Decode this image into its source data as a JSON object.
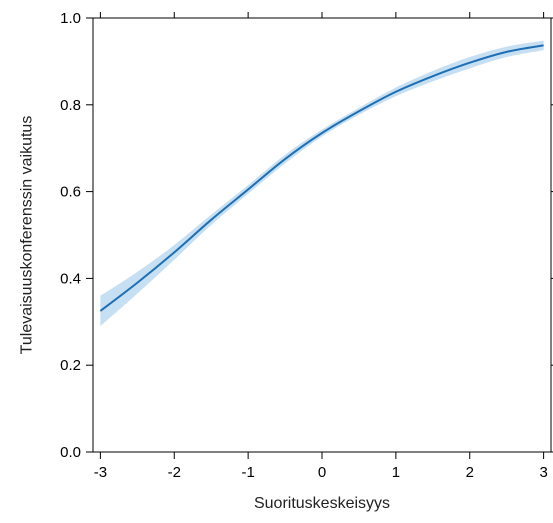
{
  "chart_data": {
    "type": "line",
    "title": "",
    "xlabel": "Suorituskeskeisyys",
    "ylabel": "Tulevaisuuskonferenssin vaikutus",
    "xlim": [
      -3.1,
      3.1
    ],
    "ylim": [
      0.0,
      1.0
    ],
    "x_ticks": [
      -3,
      -2,
      -1,
      0,
      1,
      2,
      3
    ],
    "x_tick_labels": [
      "-3",
      "-2",
      "-1",
      "0",
      "1",
      "2",
      "3"
    ],
    "y_ticks": [
      0.0,
      0.2,
      0.4,
      0.6,
      0.8,
      1.0
    ],
    "y_tick_labels": [
      "0.0",
      "0.2",
      "0.4",
      "0.6",
      "0.8",
      "1.0"
    ],
    "grid": false,
    "series": [
      {
        "x": [
          -3.0,
          -2.5,
          -2.0,
          -1.5,
          -1.0,
          -0.5,
          0.0,
          0.5,
          1.0,
          1.5,
          2.0,
          2.5,
          3.0
        ],
        "values": [
          0.325,
          0.39,
          0.46,
          0.535,
          0.605,
          0.675,
          0.735,
          0.785,
          0.83,
          0.866,
          0.897,
          0.922,
          0.937
        ],
        "lower": [
          0.29,
          0.365,
          0.443,
          0.523,
          0.595,
          0.665,
          0.727,
          0.777,
          0.82,
          0.854,
          0.884,
          0.91,
          0.926
        ],
        "upper": [
          0.36,
          0.415,
          0.477,
          0.547,
          0.615,
          0.685,
          0.743,
          0.793,
          0.84,
          0.878,
          0.91,
          0.934,
          0.948
        ],
        "color": "#1f6fb4",
        "band_color": "#c6dff2"
      }
    ]
  }
}
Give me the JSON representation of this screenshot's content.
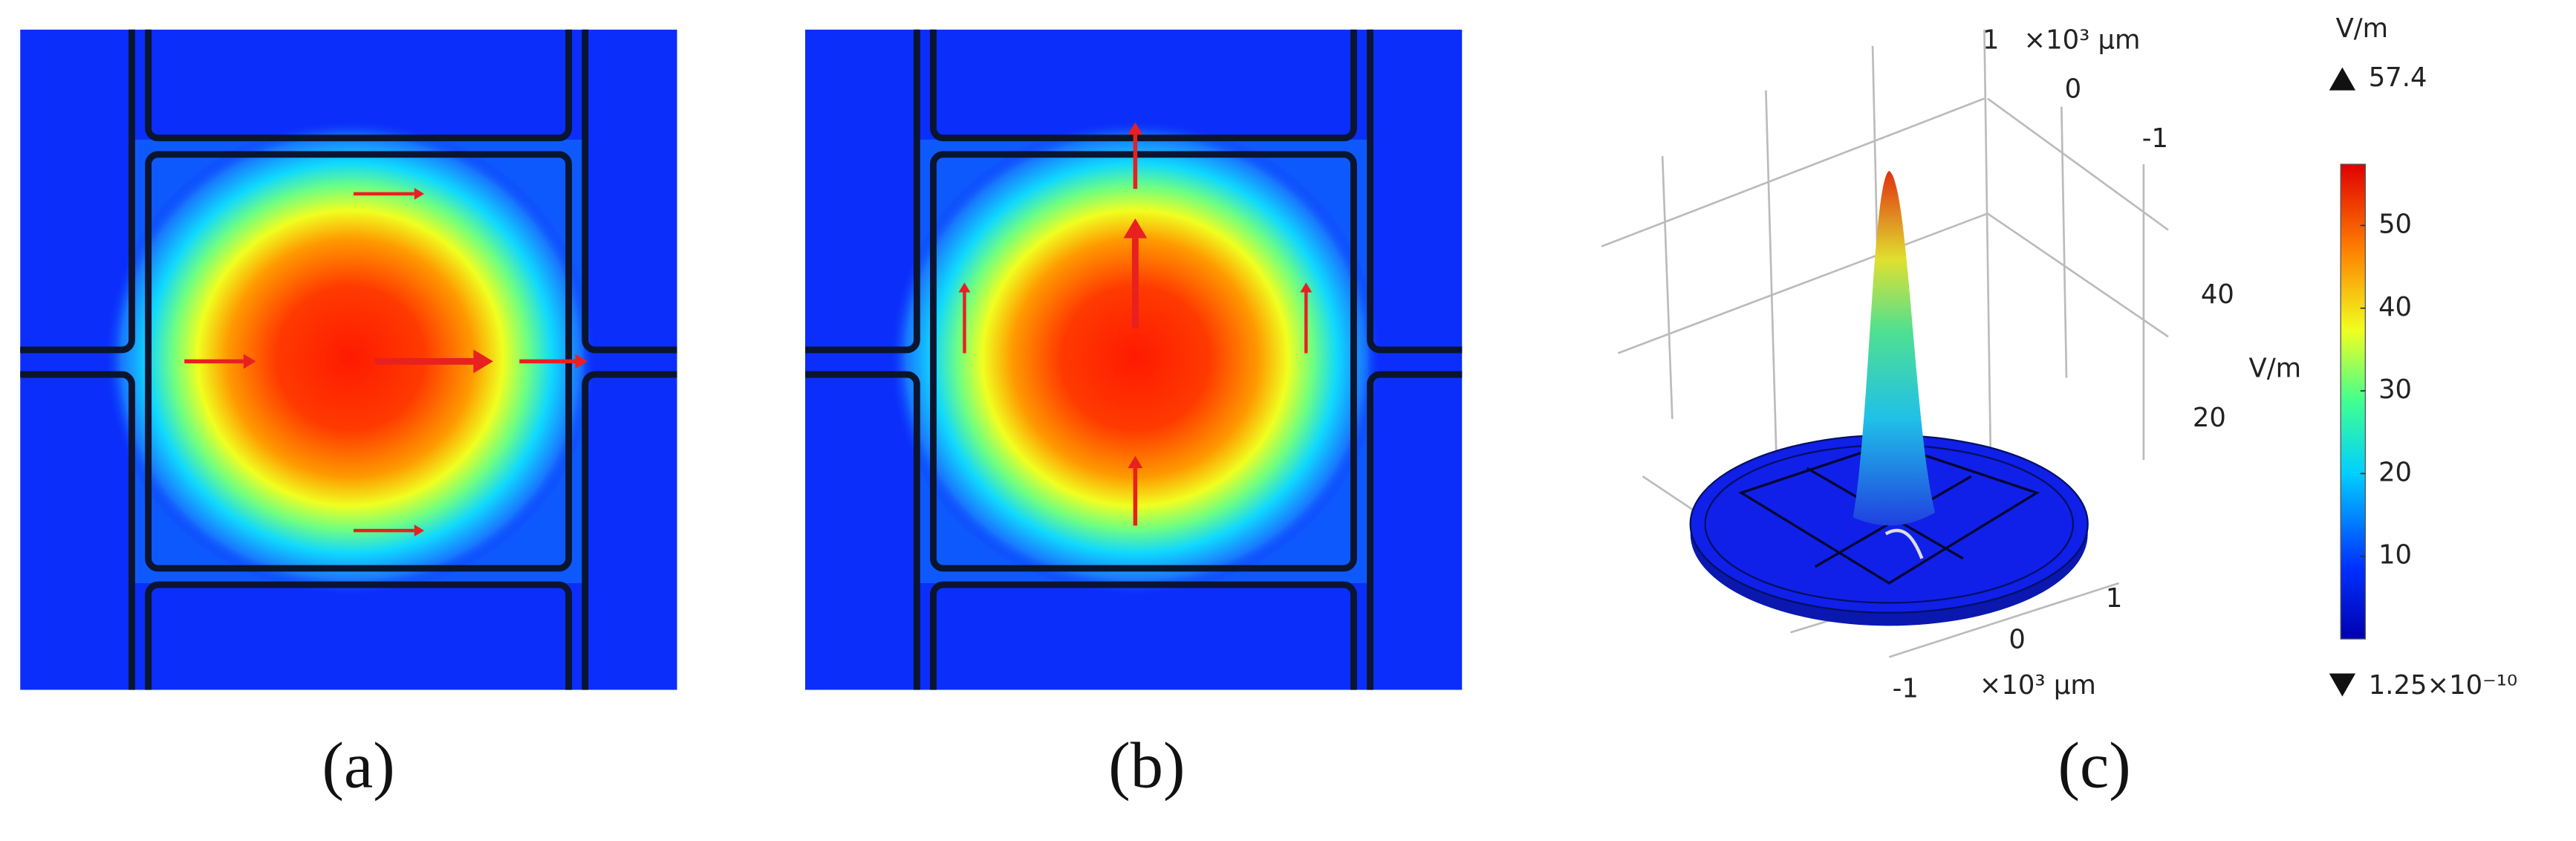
{
  "panels": [
    {
      "label": "(a)"
    },
    {
      "label": "(b)"
    },
    {
      "label": "(c)",
      "axes": {
        "y_ticks": [
          "1",
          "0",
          "-1"
        ],
        "y_unit": "×10³ μm",
        "z_ticks": [
          "40",
          "20"
        ],
        "z_unit": "V/m",
        "x_ticks": [
          "1",
          "0",
          "-1"
        ],
        "x_unit": "×10³ μm"
      }
    }
  ],
  "colorbar": {
    "unit": "V/m",
    "max": 57.4,
    "min": {
      "value": 1.25e-10,
      "label": "1.25×10⁻¹⁰"
    },
    "ticks": [
      10,
      20,
      30,
      40,
      50
    ]
  }
}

┄┄┄┄┄┄┄┄┄┄

Say how many lines of the material contain the word "this", with no other text.

2